Task details: Please copy all the lines that follow, word for word.
>> START Materials provided
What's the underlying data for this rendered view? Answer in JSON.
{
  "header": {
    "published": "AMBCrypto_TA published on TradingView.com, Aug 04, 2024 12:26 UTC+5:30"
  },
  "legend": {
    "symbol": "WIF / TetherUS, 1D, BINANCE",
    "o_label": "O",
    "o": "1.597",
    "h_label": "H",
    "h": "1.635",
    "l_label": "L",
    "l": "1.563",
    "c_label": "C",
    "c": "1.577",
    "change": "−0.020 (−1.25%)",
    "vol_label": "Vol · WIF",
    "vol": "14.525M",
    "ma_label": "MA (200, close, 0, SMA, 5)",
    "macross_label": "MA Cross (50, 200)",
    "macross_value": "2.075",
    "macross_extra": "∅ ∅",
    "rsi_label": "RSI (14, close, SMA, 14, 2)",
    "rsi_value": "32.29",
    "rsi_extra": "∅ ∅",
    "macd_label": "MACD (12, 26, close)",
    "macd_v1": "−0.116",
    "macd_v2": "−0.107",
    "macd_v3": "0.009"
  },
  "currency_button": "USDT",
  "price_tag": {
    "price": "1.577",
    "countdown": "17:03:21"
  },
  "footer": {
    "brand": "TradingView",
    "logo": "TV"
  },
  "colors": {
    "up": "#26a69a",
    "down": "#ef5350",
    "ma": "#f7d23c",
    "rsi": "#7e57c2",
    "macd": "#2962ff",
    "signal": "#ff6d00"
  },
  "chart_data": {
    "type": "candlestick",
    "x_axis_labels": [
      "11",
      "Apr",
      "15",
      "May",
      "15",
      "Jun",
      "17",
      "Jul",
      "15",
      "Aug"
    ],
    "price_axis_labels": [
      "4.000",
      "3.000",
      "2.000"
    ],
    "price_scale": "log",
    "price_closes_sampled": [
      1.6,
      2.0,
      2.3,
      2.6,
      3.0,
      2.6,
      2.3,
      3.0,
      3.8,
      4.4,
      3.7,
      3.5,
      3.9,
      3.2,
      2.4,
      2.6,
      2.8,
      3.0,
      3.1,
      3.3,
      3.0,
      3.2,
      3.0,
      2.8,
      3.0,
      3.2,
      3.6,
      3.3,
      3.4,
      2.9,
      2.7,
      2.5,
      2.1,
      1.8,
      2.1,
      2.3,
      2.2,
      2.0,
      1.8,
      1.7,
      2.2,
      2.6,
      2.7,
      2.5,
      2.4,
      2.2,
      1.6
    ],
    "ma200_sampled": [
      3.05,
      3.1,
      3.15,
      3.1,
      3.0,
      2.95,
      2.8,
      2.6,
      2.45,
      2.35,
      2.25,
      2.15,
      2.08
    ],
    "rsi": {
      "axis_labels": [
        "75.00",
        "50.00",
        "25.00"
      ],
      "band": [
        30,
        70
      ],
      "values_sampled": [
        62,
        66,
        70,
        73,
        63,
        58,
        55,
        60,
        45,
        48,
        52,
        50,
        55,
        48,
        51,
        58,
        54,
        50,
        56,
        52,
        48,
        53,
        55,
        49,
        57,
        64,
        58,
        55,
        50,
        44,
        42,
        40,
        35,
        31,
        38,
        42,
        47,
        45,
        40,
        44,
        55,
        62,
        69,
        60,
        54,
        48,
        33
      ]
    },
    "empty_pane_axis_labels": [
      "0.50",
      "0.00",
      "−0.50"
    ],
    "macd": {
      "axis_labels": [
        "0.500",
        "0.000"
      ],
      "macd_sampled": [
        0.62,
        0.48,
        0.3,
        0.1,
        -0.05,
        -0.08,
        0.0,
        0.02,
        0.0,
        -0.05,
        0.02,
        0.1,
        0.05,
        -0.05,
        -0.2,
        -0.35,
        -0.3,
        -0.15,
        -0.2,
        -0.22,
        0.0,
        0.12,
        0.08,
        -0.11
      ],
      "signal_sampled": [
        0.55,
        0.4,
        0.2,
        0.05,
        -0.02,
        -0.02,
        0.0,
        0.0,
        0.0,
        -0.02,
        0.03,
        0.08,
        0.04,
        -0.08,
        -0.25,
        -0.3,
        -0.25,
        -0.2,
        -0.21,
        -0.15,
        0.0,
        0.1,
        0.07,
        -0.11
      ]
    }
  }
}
>> END Materials provided
Exercise response:
What's the underlying data for this rendered view? Answer in JSON.
{
  "header": {
    "published": "AMBCrypto_TA published on TradingView.com, Aug 04, 2024 12:26 UTC+5:30"
  },
  "legend": {
    "symbol": "WIF / TetherUS, 1D, BINANCE",
    "o_label": "O",
    "o": "1.597",
    "h_label": "H",
    "h": "1.635",
    "l_label": "L",
    "l": "1.563",
    "c_label": "C",
    "c": "1.577",
    "change": "−0.020 (−1.25%)",
    "vol_label": "Vol · WIF",
    "vol": "14.525M",
    "ma_label": "MA (200, close, 0, SMA, 5)",
    "macross_label": "MA Cross (50, 200)",
    "macross_value": "2.075",
    "macross_extra": "∅ ∅",
    "rsi_label": "RSI (14, close, SMA, 14, 2)",
    "rsi_value": "32.29",
    "rsi_extra": "∅ ∅",
    "macd_label": "MACD (12, 26, close)",
    "macd_v1": "−0.116",
    "macd_v2": "−0.107",
    "macd_v3": "0.009"
  },
  "currency_button": "USDT",
  "price_tag": {
    "price": "1.577",
    "countdown": "17:03:21"
  },
  "footer": {
    "brand": "TradingView",
    "logo": "TV"
  },
  "colors": {
    "up": "#26a69a",
    "down": "#ef5350",
    "ma": "#f7d23c",
    "rsi": "#7e57c2",
    "macd": "#2962ff",
    "signal": "#ff6d00"
  },
  "chart_data": {
    "type": "candlestick",
    "x_axis_labels": [
      "11",
      "Apr",
      "15",
      "May",
      "15",
      "Jun",
      "17",
      "Jul",
      "15",
      "Aug"
    ],
    "price_axis_labels": [
      "4.000",
      "3.000",
      "2.000"
    ],
    "price_scale": "log",
    "price_closes_sampled": [
      1.6,
      2.0,
      2.3,
      2.6,
      3.0,
      2.6,
      2.3,
      3.0,
      3.8,
      4.4,
      3.7,
      3.5,
      3.9,
      3.2,
      2.4,
      2.6,
      2.8,
      3.0,
      3.1,
      3.3,
      3.0,
      3.2,
      3.0,
      2.8,
      3.0,
      3.2,
      3.6,
      3.3,
      3.4,
      2.9,
      2.7,
      2.5,
      2.1,
      1.8,
      2.1,
      2.3,
      2.2,
      2.0,
      1.8,
      1.7,
      2.2,
      2.6,
      2.7,
      2.5,
      2.4,
      2.2,
      1.6
    ],
    "ma200_sampled": [
      3.05,
      3.1,
      3.15,
      3.1,
      3.0,
      2.95,
      2.8,
      2.6,
      2.45,
      2.35,
      2.25,
      2.15,
      2.08
    ],
    "rsi": {
      "axis_labels": [
        "75.00",
        "50.00",
        "25.00"
      ],
      "band": [
        30,
        70
      ],
      "values_sampled": [
        62,
        66,
        70,
        73,
        63,
        58,
        55,
        60,
        45,
        48,
        52,
        50,
        55,
        48,
        51,
        58,
        54,
        50,
        56,
        52,
        48,
        53,
        55,
        49,
        57,
        64,
        58,
        55,
        50,
        44,
        42,
        40,
        35,
        31,
        38,
        42,
        47,
        45,
        40,
        44,
        55,
        62,
        69,
        60,
        54,
        48,
        33
      ]
    },
    "empty_pane_axis_labels": [
      "0.50",
      "0.00",
      "−0.50"
    ],
    "macd": {
      "axis_labels": [
        "0.500",
        "0.000"
      ],
      "macd_sampled": [
        0.62,
        0.48,
        0.3,
        0.1,
        -0.05,
        -0.08,
        0.0,
        0.02,
        0.0,
        -0.05,
        0.02,
        0.1,
        0.05,
        -0.05,
        -0.2,
        -0.35,
        -0.3,
        -0.15,
        -0.2,
        -0.22,
        0.0,
        0.12,
        0.08,
        -0.11
      ],
      "signal_sampled": [
        0.55,
        0.4,
        0.2,
        0.05,
        -0.02,
        -0.02,
        0.0,
        0.0,
        0.0,
        -0.02,
        0.03,
        0.08,
        0.04,
        -0.08,
        -0.25,
        -0.3,
        -0.25,
        -0.2,
        -0.21,
        -0.15,
        0.0,
        0.1,
        0.07,
        -0.11
      ]
    }
  }
}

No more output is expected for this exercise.